* _Task to carry out_
Copy every line of the listing that holds the string "استاد".

:::::

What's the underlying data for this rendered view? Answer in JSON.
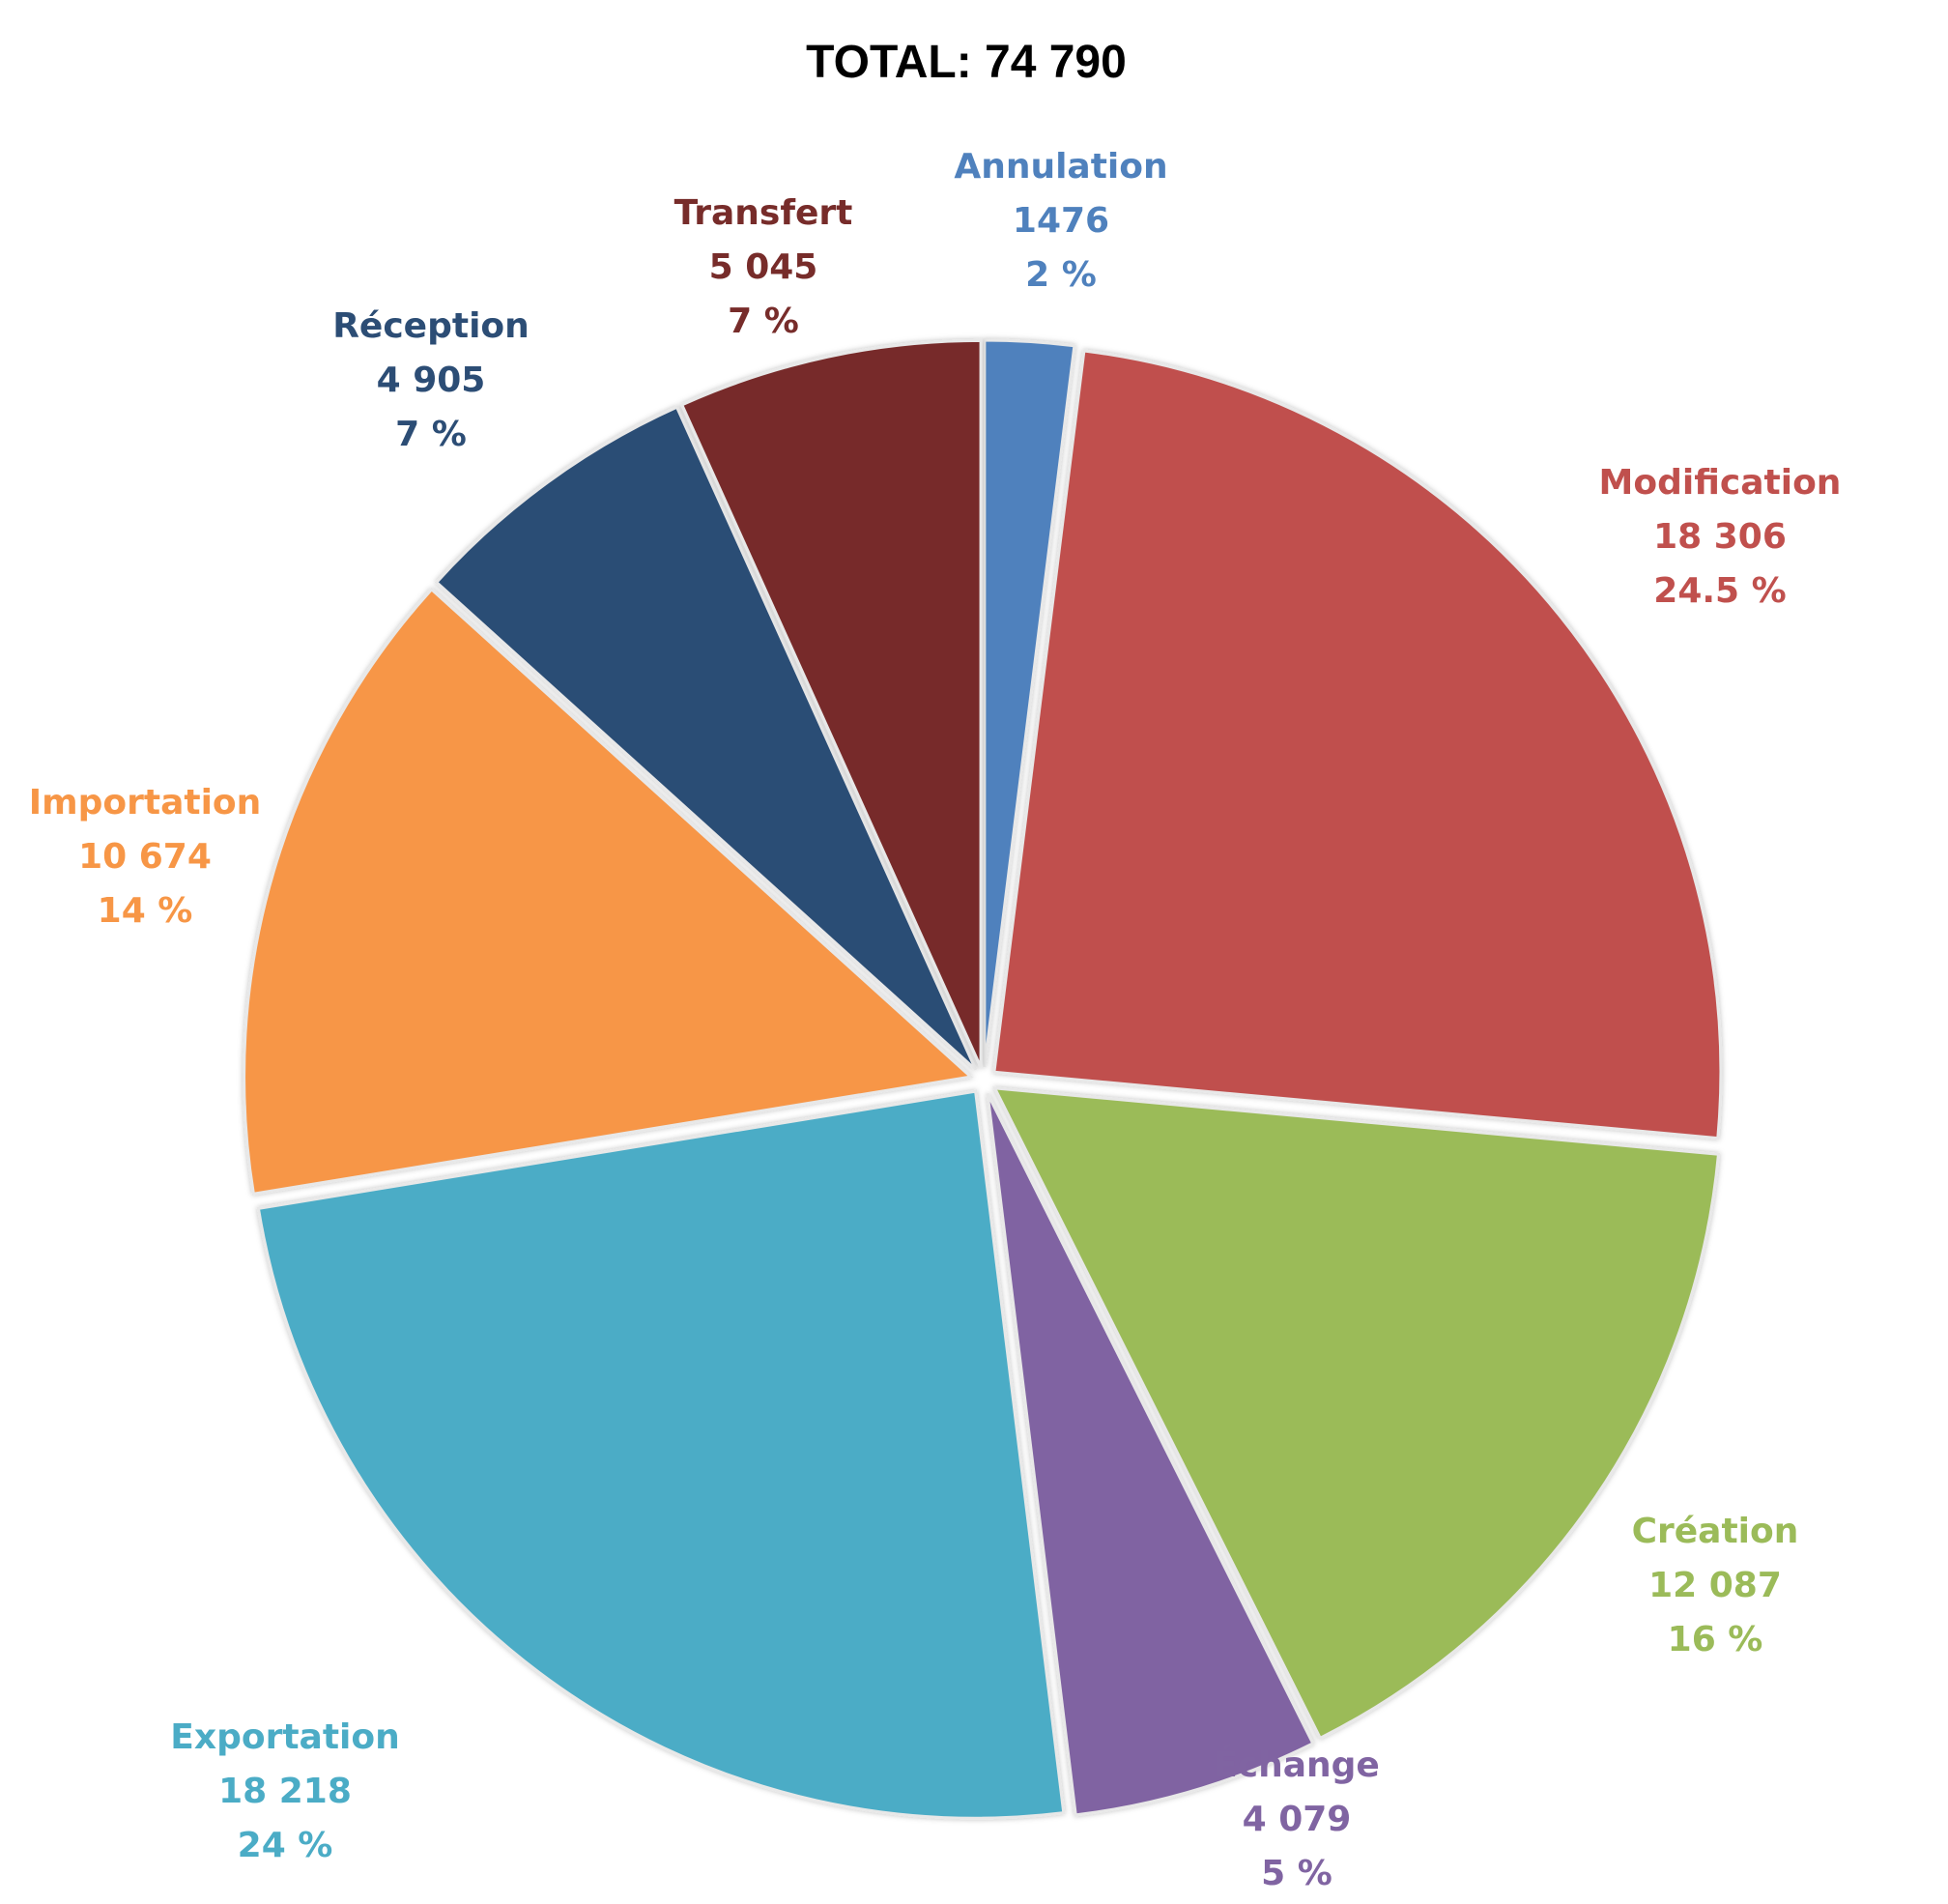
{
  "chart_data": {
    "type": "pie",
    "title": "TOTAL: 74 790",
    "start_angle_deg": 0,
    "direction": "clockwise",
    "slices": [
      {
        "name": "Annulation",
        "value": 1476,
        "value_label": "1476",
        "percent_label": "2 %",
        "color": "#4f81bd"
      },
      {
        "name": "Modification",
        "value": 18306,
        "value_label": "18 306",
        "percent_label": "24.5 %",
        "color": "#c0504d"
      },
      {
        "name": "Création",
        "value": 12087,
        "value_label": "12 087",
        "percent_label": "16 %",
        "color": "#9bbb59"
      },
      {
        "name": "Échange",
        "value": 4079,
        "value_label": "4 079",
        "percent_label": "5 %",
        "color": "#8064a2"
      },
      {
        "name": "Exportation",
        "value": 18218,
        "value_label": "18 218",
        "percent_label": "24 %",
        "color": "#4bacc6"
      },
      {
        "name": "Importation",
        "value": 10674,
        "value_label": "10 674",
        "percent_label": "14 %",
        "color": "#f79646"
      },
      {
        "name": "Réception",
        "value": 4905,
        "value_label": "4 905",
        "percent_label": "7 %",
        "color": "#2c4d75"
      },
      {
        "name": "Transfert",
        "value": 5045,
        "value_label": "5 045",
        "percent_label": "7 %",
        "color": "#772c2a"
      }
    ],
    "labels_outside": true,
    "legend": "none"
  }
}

:::::

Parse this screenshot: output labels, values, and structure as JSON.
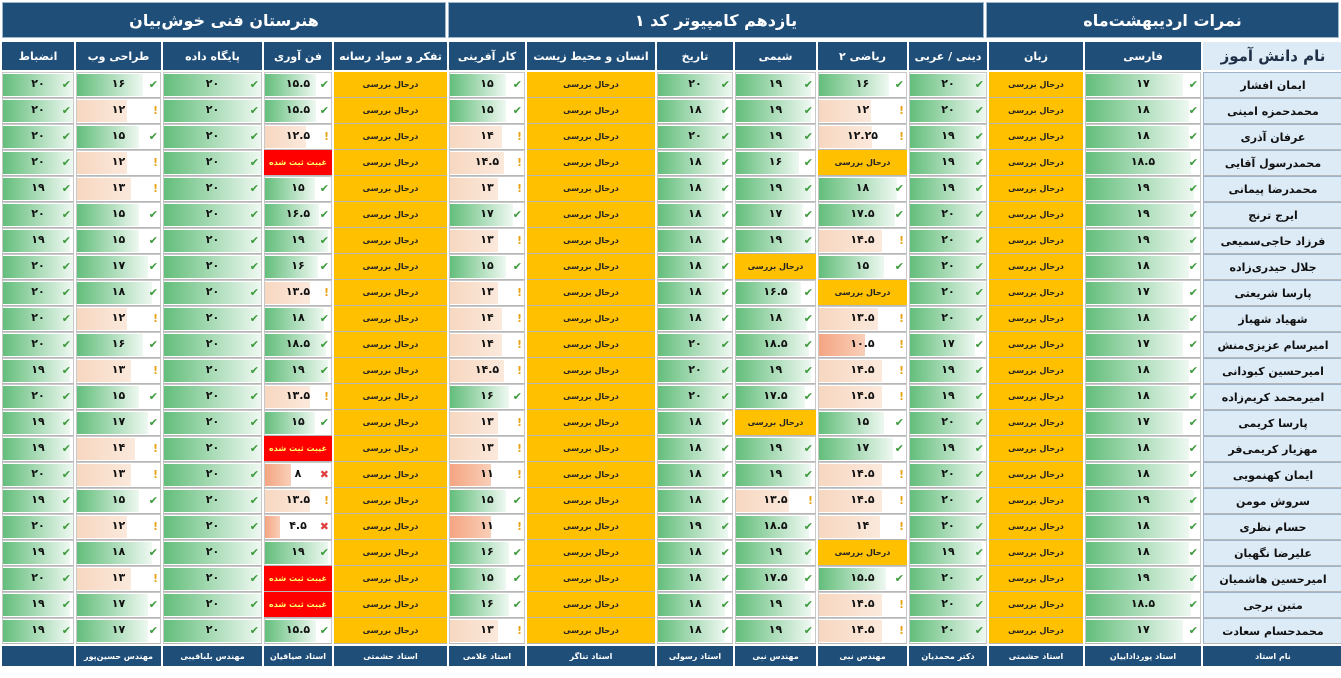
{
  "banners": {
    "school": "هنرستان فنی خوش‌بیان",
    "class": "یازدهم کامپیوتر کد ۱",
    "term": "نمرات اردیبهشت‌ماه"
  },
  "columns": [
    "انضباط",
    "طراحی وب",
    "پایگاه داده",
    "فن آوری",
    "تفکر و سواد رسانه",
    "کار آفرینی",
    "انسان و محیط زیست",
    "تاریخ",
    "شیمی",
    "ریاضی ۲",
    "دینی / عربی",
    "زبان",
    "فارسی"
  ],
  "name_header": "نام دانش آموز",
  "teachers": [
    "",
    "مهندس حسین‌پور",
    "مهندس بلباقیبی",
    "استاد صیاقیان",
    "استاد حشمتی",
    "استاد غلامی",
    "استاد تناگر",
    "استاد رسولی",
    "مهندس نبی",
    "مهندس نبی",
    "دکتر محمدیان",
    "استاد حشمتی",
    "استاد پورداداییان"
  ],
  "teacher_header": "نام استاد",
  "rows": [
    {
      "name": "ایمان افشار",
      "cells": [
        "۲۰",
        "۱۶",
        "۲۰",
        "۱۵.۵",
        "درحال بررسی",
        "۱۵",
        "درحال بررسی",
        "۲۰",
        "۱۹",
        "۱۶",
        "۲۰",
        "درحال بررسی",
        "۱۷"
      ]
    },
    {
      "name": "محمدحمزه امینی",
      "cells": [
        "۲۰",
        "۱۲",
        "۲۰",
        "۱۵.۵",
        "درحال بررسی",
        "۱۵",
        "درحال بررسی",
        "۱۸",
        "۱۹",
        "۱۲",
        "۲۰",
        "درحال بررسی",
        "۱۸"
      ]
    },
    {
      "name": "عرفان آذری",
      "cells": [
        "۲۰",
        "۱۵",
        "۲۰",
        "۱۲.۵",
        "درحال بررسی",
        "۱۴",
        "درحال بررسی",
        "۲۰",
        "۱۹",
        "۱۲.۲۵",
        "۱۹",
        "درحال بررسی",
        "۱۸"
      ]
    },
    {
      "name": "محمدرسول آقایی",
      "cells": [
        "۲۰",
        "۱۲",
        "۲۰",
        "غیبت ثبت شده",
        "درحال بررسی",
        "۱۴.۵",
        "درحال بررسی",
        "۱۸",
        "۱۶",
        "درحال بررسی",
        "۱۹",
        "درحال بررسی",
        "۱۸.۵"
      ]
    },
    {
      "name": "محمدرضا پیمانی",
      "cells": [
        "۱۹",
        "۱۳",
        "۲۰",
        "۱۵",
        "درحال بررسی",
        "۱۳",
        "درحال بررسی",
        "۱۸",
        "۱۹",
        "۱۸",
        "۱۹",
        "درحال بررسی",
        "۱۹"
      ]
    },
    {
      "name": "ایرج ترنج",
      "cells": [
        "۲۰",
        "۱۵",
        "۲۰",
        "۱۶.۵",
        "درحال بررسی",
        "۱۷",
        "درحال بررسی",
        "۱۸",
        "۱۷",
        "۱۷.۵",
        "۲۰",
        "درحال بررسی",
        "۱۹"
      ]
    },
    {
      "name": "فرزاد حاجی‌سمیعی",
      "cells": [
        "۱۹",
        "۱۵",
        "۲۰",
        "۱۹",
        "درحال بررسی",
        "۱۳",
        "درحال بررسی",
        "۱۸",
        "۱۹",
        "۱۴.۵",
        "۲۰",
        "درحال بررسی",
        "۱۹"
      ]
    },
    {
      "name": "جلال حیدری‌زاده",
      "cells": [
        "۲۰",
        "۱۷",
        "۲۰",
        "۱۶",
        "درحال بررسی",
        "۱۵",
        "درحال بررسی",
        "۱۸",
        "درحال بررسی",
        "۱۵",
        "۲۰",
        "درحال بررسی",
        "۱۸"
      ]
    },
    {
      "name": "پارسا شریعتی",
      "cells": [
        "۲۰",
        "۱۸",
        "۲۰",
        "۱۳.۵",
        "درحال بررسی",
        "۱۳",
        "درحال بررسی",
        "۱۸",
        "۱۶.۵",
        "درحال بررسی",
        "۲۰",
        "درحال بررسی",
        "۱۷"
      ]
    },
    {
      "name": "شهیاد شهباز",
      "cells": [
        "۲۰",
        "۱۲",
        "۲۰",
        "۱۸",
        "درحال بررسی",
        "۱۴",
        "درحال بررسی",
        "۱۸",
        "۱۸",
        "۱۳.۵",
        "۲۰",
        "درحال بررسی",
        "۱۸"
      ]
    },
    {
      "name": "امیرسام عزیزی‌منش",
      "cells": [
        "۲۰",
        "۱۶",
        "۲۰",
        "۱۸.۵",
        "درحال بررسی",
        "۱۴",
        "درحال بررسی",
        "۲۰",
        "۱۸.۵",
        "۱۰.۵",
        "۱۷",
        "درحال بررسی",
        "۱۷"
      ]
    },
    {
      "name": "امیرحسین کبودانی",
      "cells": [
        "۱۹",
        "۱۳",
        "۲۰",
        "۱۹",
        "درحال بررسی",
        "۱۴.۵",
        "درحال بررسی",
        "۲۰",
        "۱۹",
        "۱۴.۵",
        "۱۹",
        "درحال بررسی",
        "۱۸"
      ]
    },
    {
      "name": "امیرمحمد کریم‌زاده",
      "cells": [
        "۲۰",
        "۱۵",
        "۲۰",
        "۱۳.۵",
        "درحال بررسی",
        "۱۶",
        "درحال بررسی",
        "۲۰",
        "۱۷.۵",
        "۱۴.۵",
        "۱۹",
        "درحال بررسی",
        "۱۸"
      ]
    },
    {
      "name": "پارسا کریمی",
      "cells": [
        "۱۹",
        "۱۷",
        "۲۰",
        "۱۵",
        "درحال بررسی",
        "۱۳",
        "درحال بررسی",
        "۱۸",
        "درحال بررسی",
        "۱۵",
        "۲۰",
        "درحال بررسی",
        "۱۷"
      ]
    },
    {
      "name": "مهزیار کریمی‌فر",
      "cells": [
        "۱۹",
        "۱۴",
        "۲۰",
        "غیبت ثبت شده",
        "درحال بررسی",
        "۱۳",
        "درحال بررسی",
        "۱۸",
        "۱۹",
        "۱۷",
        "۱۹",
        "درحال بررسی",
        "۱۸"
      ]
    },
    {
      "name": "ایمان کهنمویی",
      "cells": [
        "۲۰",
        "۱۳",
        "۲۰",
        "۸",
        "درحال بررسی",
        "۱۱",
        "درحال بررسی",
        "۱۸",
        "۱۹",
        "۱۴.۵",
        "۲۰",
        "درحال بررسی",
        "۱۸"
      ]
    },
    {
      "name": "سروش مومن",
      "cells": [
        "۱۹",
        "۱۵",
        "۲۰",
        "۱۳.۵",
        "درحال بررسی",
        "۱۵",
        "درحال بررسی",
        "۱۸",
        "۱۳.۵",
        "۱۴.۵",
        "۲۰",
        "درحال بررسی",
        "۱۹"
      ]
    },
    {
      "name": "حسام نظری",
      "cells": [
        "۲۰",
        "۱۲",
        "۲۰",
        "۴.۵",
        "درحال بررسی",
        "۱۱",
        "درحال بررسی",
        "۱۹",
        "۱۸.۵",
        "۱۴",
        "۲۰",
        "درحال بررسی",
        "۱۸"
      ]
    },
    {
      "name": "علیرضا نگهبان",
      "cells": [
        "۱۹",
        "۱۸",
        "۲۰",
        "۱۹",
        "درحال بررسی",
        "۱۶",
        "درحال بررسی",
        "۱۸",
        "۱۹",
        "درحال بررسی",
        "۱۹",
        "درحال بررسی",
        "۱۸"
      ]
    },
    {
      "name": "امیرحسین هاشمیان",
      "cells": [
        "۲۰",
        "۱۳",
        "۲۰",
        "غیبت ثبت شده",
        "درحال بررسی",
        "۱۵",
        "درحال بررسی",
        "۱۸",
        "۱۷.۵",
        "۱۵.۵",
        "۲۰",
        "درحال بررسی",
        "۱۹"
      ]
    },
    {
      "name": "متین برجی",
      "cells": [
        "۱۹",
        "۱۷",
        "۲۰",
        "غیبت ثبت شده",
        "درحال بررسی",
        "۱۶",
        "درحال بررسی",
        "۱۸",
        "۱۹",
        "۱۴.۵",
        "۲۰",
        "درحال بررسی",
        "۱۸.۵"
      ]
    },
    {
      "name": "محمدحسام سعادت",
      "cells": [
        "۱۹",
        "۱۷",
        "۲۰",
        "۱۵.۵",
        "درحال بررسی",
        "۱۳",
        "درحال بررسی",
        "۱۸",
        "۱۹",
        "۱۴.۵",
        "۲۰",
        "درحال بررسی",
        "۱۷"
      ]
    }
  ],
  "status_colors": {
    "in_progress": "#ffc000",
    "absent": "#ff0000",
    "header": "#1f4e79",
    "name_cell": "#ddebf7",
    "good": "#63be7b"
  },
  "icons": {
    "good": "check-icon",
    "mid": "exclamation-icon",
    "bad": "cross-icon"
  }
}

:::::

* _Full output_
    "استاد صیاقیان",
    "استاد حشمتی",
    "استاد غلامی",
    "استاد تناگر",
    "استاد رسولی",
    "استاد حشمتی",
    "استاد پورداداییان"
  "teacher_header": "نام استاد",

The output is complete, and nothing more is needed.